_What you will do_. Which lines in the material below contain the word "后次使电阻"? Copy each of them.

[Stored items from a collection]
+===+

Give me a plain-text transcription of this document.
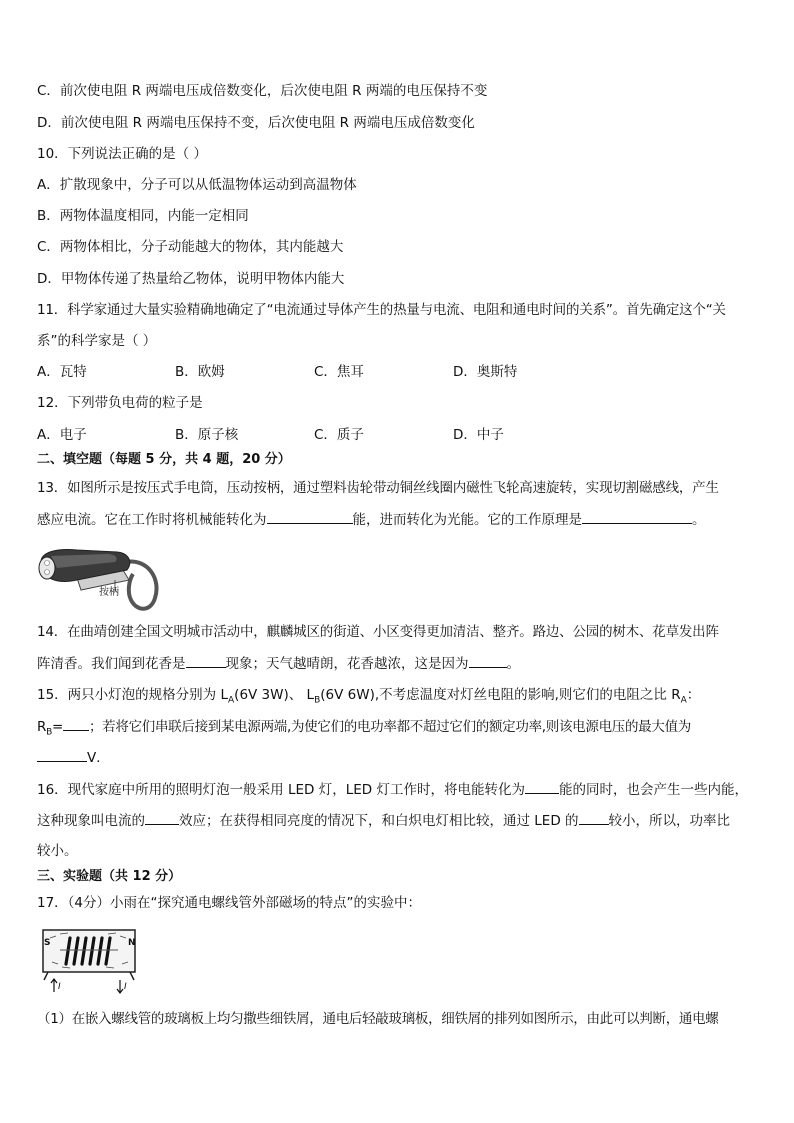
C．前次使电阻 R 两端电压成倍数变化，后次使电阻 R 两端的电压保持不变
D．前次使电阻 R 两端电压保持不变，后次使电阻 R 两端电压成倍数变化
10．下列说法正确的是（ ）
A．扩散现象中，分子可以从低温物体运动到高温物体
B．两物体温度相同，内能一定相同
C．两物体相比，分子动能越大的物体，其内能越大
D．甲物体传递了热量给乙物体，说明甲物体内能大
11．科学家通过大量实验精确地确定了“电流通过导体产生的热量与电流、电阻和通电时间的关系”。首先确定这个“关
系”的科学家是（ ）
A．瓦特	B．欧姆	C．焦耳	D．奥斯特
12．下列带负电荷的粒子是
A．电子	B．原子核	C．质子	D．中子
二、填空题（每题 5 分，共 4 题，20 分）
13．如图所示是按压式手电筒，压动按柄，通过塑料齿轮带动铜丝线圈内磁性飞轮高速旋转，实现切割磁感线，产生
感应电流。它在工作时将机械能转化为	能，进而转化为光能。它的工作原理是	。
按柄
14．在曲靖创建全国文明城市活动中，麒麟城区的街道、小区变得更加清洁、整齐。路边、公园的树木、花草发出阵
阵清香。我们闻到花香是	现象；天气越晴朗，花香越浓，这是因为	。
15．两只小灯泡的规格分别为 $L_A(6V$ 3W)、 $L_B(6V$ 6W),不考虑温度对灯丝电阻的影响,则它们的电阻之比 $R_A$：
$R_B=$ ；若将它们串联后接到某电源两端,为使它们的电功率都不超过它们的额定功率,则该电源电压的最大值为
V．
16．现代家庭中所用的照明灯泡一般采用 LED 灯，LED 灯工作时，将电能转化为	能的同时，也会产生一些内能，
这种现象叫电流的	效应；在获得相同亮度的情况下，和白炽电灯相比较，通过 LED 的 较小，所以，功率比
较小。
三、实验题（共 12 分）
17．（4分）小雨在“探究通电螺线管外部磁场的特点”的实验中：
S	N
I	I
（1）在嵌入螺线管的玻璃板上均匀撒些细铁屑，通电后轻敲玻璃板，细铁屑的排列如图所示，由此可以判断，通电螺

+===+

_Answer to the exercise_.
C．前次使电阻 R 两端电压成倍数变化，后次使电阻 R 两端的电压保持不变
D．前次使电阻 R 两端电压保持不变，后次使电阻 R 两端电压成倍数变化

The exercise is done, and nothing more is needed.